⟨

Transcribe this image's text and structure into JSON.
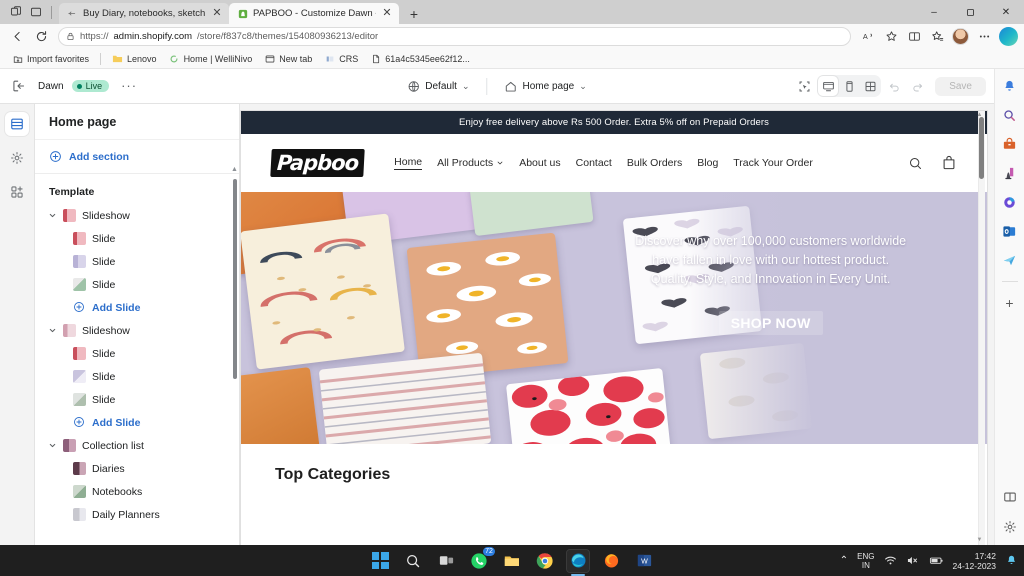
{
  "browser": {
    "tabs": [
      {
        "title": "Buy Diary, notebooks, sketchbo",
        "favicon": "generic-page-icon",
        "active": false
      },
      {
        "title": "PAPBOO - Customize Dawn - Sh",
        "favicon": "shopify-icon",
        "active": true
      }
    ],
    "new_tab_label": "+",
    "tab_strip_icons": [
      "copilot-tabs-icon",
      "tab-actions-icon"
    ],
    "window_controls": {
      "minimize": "–",
      "maximize": "❐",
      "close": "✕"
    },
    "nav": {
      "back_icon": "back-arrow-icon",
      "refresh_icon": "refresh-icon",
      "lock_icon": "lock-icon",
      "url_prefix": "https://",
      "url_domain": "admin.shopify.com",
      "url_path": "/store/f837c8/themes/154080936213/editor",
      "right_icons": [
        "read-aloud-icon",
        "favorite-star-icon",
        "split-screen-icon",
        "collections-icon",
        "profile-avatar",
        "settings-more-icon",
        "copilot-icon"
      ]
    },
    "bookmarks": [
      {
        "label": "Import favorites",
        "icon": "import-favorites-icon"
      },
      {
        "label": "Lenovo",
        "icon": "folder-icon"
      },
      {
        "label": "Home | WelliNivo",
        "icon": "site-icon"
      },
      {
        "label": "New tab",
        "icon": "newtab-icon"
      },
      {
        "label": "CRS",
        "icon": "crs-icon"
      },
      {
        "label": "61a4c5345ee62f12...",
        "icon": "document-icon"
      }
    ]
  },
  "edge_sidebar": {
    "items": [
      {
        "name": "notifications-bell-icon",
        "label": "Notifications"
      },
      {
        "name": "search-icon",
        "label": "Search"
      },
      {
        "name": "shopping-icon",
        "label": "Shopping"
      },
      {
        "name": "games-icon",
        "label": "Games"
      },
      {
        "name": "copilot-icon",
        "label": "Copilot"
      },
      {
        "name": "outlook-icon",
        "label": "Outlook"
      },
      {
        "name": "send-icon",
        "label": "Drop"
      }
    ],
    "add_label": "+",
    "bottom_items": [
      {
        "name": "split-screen-icon",
        "label": "Split screen"
      },
      {
        "name": "settings-gear-icon",
        "label": "Settings"
      }
    ]
  },
  "editor": {
    "exit_icon": "exit-editor-icon",
    "theme_name": "Dawn",
    "status_badge": "Live",
    "more_actions": "···",
    "locale_selector": {
      "icon": "globe-icon",
      "label": "Default",
      "caret": "⌄"
    },
    "page_selector": {
      "icon": "home-icon",
      "label": "Home page",
      "caret": "⌄"
    },
    "toolbar": {
      "inspector_icon": "inspector-icon",
      "desktop_icon": "desktop-view-icon",
      "mobile_icon": "mobile-view-icon",
      "fullscreen_icon": "fullscreen-view-icon",
      "undo_icon": "undo-icon",
      "redo_icon": "redo-icon",
      "save_label": "Save"
    },
    "rail": [
      {
        "name": "sections-icon",
        "label": "Sections",
        "selected": true
      },
      {
        "name": "theme-settings-icon",
        "label": "Theme settings",
        "selected": false
      },
      {
        "name": "apps-icon",
        "label": "Apps",
        "selected": false
      }
    ],
    "panel": {
      "title": "Home page",
      "add_section_label": "Add section",
      "template_label": "Template",
      "tree": [
        {
          "label": "Slideshow",
          "type": "section",
          "thumb": "th-a",
          "indent": 0,
          "caret": true
        },
        {
          "label": "Slide",
          "type": "block",
          "thumb": "th-a",
          "indent": 1
        },
        {
          "label": "Slide",
          "type": "block",
          "thumb": "th-b",
          "indent": 1
        },
        {
          "label": "Slide",
          "type": "block",
          "thumb": "th-c",
          "indent": 1
        },
        {
          "label": "Add Slide",
          "type": "add",
          "indent": 1
        },
        {
          "label": "Slideshow",
          "type": "section",
          "thumb": "th-d",
          "indent": 0,
          "caret": true
        },
        {
          "label": "Slide",
          "type": "block",
          "thumb": "th-a",
          "indent": 1
        },
        {
          "label": "Slide",
          "type": "block",
          "thumb": "th-e",
          "indent": 1
        },
        {
          "label": "Slide",
          "type": "block",
          "thumb": "th-f",
          "indent": 1
        },
        {
          "label": "Add Slide",
          "type": "add",
          "indent": 1
        },
        {
          "label": "Collection list",
          "type": "section",
          "thumb": "th-g",
          "indent": 0,
          "caret": true
        },
        {
          "label": "Diaries",
          "type": "block",
          "thumb": "th-h",
          "indent": 1
        },
        {
          "label": "Notebooks",
          "type": "block",
          "thumb": "th-i",
          "indent": 1
        },
        {
          "label": "Daily Planners",
          "type": "block",
          "thumb": "th-j",
          "indent": 1
        }
      ]
    }
  },
  "store_preview": {
    "announcement": "Enjoy free delivery above Rs 500 Order. Extra 5% off on Prepaid Orders",
    "logo_text": "Papboo",
    "nav": [
      {
        "label": "Home",
        "active": true,
        "caret": false
      },
      {
        "label": "All Products",
        "active": false,
        "caret": true
      },
      {
        "label": "About us",
        "active": false,
        "caret": false
      },
      {
        "label": "Contact",
        "active": false,
        "caret": false
      },
      {
        "label": "Bulk Orders",
        "active": false,
        "caret": false
      },
      {
        "label": "Blog",
        "active": false,
        "caret": false
      },
      {
        "label": "Track Your Order",
        "active": false,
        "caret": false
      }
    ],
    "header_actions": [
      {
        "name": "search-icon",
        "label": "Search"
      },
      {
        "name": "cart-icon",
        "label": "Cart"
      }
    ],
    "hero": {
      "line1": "Discover why over 100,000 customers worldwide",
      "line2": "have fallen in love with our hottest product.",
      "line3": "Quality, Style, and Innovation in Every Unit.",
      "cta_label": "SHOP NOW"
    },
    "section_heading": "Top Categories"
  },
  "taskbar": {
    "items": [
      {
        "name": "start-button",
        "label": "Start"
      },
      {
        "name": "search-icon",
        "label": "Search"
      },
      {
        "name": "task-view-icon",
        "label": "Task view"
      },
      {
        "name": "whatsapp-icon",
        "label": "WhatsApp",
        "badge": "72"
      },
      {
        "name": "file-explorer-icon",
        "label": "File Explorer"
      },
      {
        "name": "chrome-icon",
        "label": "Google Chrome"
      },
      {
        "name": "edge-icon",
        "label": "Microsoft Edge",
        "active": true
      },
      {
        "name": "firefox-icon",
        "label": "Firefox"
      },
      {
        "name": "word-icon",
        "label": "Microsoft Word"
      }
    ],
    "tray": {
      "chevron": "⌃",
      "language_line1": "ENG",
      "language_line2": "IN",
      "wifi_icon": "wifi-icon",
      "volume_icon": "volume-muted-icon",
      "battery_icon": "battery-icon",
      "time": "17:42",
      "date": "24-12-2023",
      "notification_icon": "notification-bell-icon"
    }
  },
  "colors": {
    "shopify_link": "#2c6ecb",
    "live_badge_bg": "#aee9d1",
    "live_badge_text": "#0c5132",
    "announcement_bg": "#1f2937",
    "hero_bg": "#c6c2da",
    "taskbar_bg": "#1f1f1f"
  }
}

⟩

__REQUIREMENTS__. Copy out all the records exactly, excluding pictures.

__RESPONSE TO THE TASK__.
Transcribe this image's text and structure into JSON.
{
  "browser": {
    "tabs": [
      {
        "title": "Buy Diary, notebooks, sketchbo",
        "favicon": "generic-page-icon",
        "active": false
      },
      {
        "title": "PAPBOO - Customize Dawn - Sh",
        "favicon": "shopify-icon",
        "active": true
      }
    ],
    "new_tab_label": "+",
    "tab_strip_icons": [
      "copilot-tabs-icon",
      "tab-actions-icon"
    ],
    "window_controls": {
      "minimize": "–",
      "maximize": "❐",
      "close": "✕"
    },
    "nav": {
      "back_icon": "back-arrow-icon",
      "refresh_icon": "refresh-icon",
      "lock_icon": "lock-icon",
      "url_prefix": "https://",
      "url_domain": "admin.shopify.com",
      "url_path": "/store/f837c8/themes/154080936213/editor",
      "right_icons": [
        "read-aloud-icon",
        "favorite-star-icon",
        "split-screen-icon",
        "collections-icon",
        "profile-avatar",
        "settings-more-icon",
        "copilot-icon"
      ]
    },
    "bookmarks": [
      {
        "label": "Import favorites",
        "icon": "import-favorites-icon"
      },
      {
        "label": "Lenovo",
        "icon": "folder-icon"
      },
      {
        "label": "Home | WelliNivo",
        "icon": "site-icon"
      },
      {
        "label": "New tab",
        "icon": "newtab-icon"
      },
      {
        "label": "CRS",
        "icon": "crs-icon"
      },
      {
        "label": "61a4c5345ee62f12...",
        "icon": "document-icon"
      }
    ]
  },
  "edge_sidebar": {
    "items": [
      {
        "name": "notifications-bell-icon",
        "label": "Notifications"
      },
      {
        "name": "search-icon",
        "label": "Search"
      },
      {
        "name": "shopping-icon",
        "label": "Shopping"
      },
      {
        "name": "games-icon",
        "label": "Games"
      },
      {
        "name": "copilot-icon",
        "label": "Copilot"
      },
      {
        "name": "outlook-icon",
        "label": "Outlook"
      },
      {
        "name": "send-icon",
        "label": "Drop"
      }
    ],
    "add_label": "+",
    "bottom_items": [
      {
        "name": "split-screen-icon",
        "label": "Split screen"
      },
      {
        "name": "settings-gear-icon",
        "label": "Settings"
      }
    ]
  },
  "editor": {
    "exit_icon": "exit-editor-icon",
    "theme_name": "Dawn",
    "status_badge": "Live",
    "more_actions": "···",
    "locale_selector": {
      "icon": "globe-icon",
      "label": "Default",
      "caret": "⌄"
    },
    "page_selector": {
      "icon": "home-icon",
      "label": "Home page",
      "caret": "⌄"
    },
    "toolbar": {
      "inspector_icon": "inspector-icon",
      "desktop_icon": "desktop-view-icon",
      "mobile_icon": "mobile-view-icon",
      "fullscreen_icon": "fullscreen-view-icon",
      "undo_icon": "undo-icon",
      "redo_icon": "redo-icon",
      "save_label": "Save"
    },
    "rail": [
      {
        "name": "sections-icon",
        "label": "Sections",
        "selected": true
      },
      {
        "name": "theme-settings-icon",
        "label": "Theme settings",
        "selected": false
      },
      {
        "name": "apps-icon",
        "label": "Apps",
        "selected": false
      }
    ],
    "panel": {
      "title": "Home page",
      "add_section_label": "Add section",
      "template_label": "Template",
      "tree": [
        {
          "label": "Slideshow",
          "type": "section",
          "thumb": "th-a",
          "indent": 0,
          "caret": true
        },
        {
          "label": "Slide",
          "type": "block",
          "thumb": "th-a",
          "indent": 1
        },
        {
          "label": "Slide",
          "type": "block",
          "thumb": "th-b",
          "indent": 1
        },
        {
          "label": "Slide",
          "type": "block",
          "thumb": "th-c",
          "indent": 1
        },
        {
          "label": "Add Slide",
          "type": "add",
          "indent": 1
        },
        {
          "label": "Slideshow",
          "type": "section",
          "thumb": "th-d",
          "indent": 0,
          "caret": true
        },
        {
          "label": "Slide",
          "type": "block",
          "thumb": "th-a",
          "indent": 1
        },
        {
          "label": "Slide",
          "type": "block",
          "thumb": "th-e",
          "indent": 1
        },
        {
          "label": "Slide",
          "type": "block",
          "thumb": "th-f",
          "indent": 1
        },
        {
          "label": "Add Slide",
          "type": "add",
          "indent": 1
        },
        {
          "label": "Collection list",
          "type": "section",
          "thumb": "th-g",
          "indent": 0,
          "caret": true
        },
        {
          "label": "Diaries",
          "type": "block",
          "thumb": "th-h",
          "indent": 1
        },
        {
          "label": "Notebooks",
          "type": "block",
          "thumb": "th-i",
          "indent": 1
        },
        {
          "label": "Daily Planners",
          "type": "block",
          "thumb": "th-j",
          "indent": 1
        }
      ]
    }
  },
  "store_preview": {
    "announcement": "Enjoy free delivery above Rs 500 Order. Extra 5% off on Prepaid Orders",
    "logo_text": "Papboo",
    "nav": [
      {
        "label": "Home",
        "active": true,
        "caret": false
      },
      {
        "label": "All Products",
        "active": false,
        "caret": true
      },
      {
        "label": "About us",
        "active": false,
        "caret": false
      },
      {
        "label": "Contact",
        "active": false,
        "caret": false
      },
      {
        "label": "Bulk Orders",
        "active": false,
        "caret": false
      },
      {
        "label": "Blog",
        "active": false,
        "caret": false
      },
      {
        "label": "Track Your Order",
        "active": false,
        "caret": false
      }
    ],
    "header_actions": [
      {
        "name": "search-icon",
        "label": "Search"
      },
      {
        "name": "cart-icon",
        "label": "Cart"
      }
    ],
    "hero": {
      "line1": "Discover why over 100,000 customers worldwide",
      "line2": "have fallen in love with our hottest product.",
      "line3": "Quality, Style, and Innovation in Every Unit.",
      "cta_label": "SHOP NOW"
    },
    "section_heading": "Top Categories"
  },
  "taskbar": {
    "items": [
      {
        "name": "start-button",
        "label": "Start"
      },
      {
        "name": "search-icon",
        "label": "Search"
      },
      {
        "name": "task-view-icon",
        "label": "Task view"
      },
      {
        "name": "whatsapp-icon",
        "label": "WhatsApp",
        "badge": "72"
      },
      {
        "name": "file-explorer-icon",
        "label": "File Explorer"
      },
      {
        "name": "chrome-icon",
        "label": "Google Chrome"
      },
      {
        "name": "edge-icon",
        "label": "Microsoft Edge",
        "active": true
      },
      {
        "name": "firefox-icon",
        "label": "Firefox"
      },
      {
        "name": "word-icon",
        "label": "Microsoft Word"
      }
    ],
    "tray": {
      "chevron": "⌃",
      "language_line1": "ENG",
      "language_line2": "IN",
      "wifi_icon": "wifi-icon",
      "volume_icon": "volume-muted-icon",
      "battery_icon": "battery-icon",
      "time": "17:42",
      "date": "24-12-2023",
      "notification_icon": "notification-bell-icon"
    }
  },
  "colors": {
    "shopify_link": "#2c6ecb",
    "live_badge_bg": "#aee9d1",
    "live_badge_text": "#0c5132",
    "announcement_bg": "#1f2937",
    "hero_bg": "#c6c2da",
    "taskbar_bg": "#1f1f1f"
  }
}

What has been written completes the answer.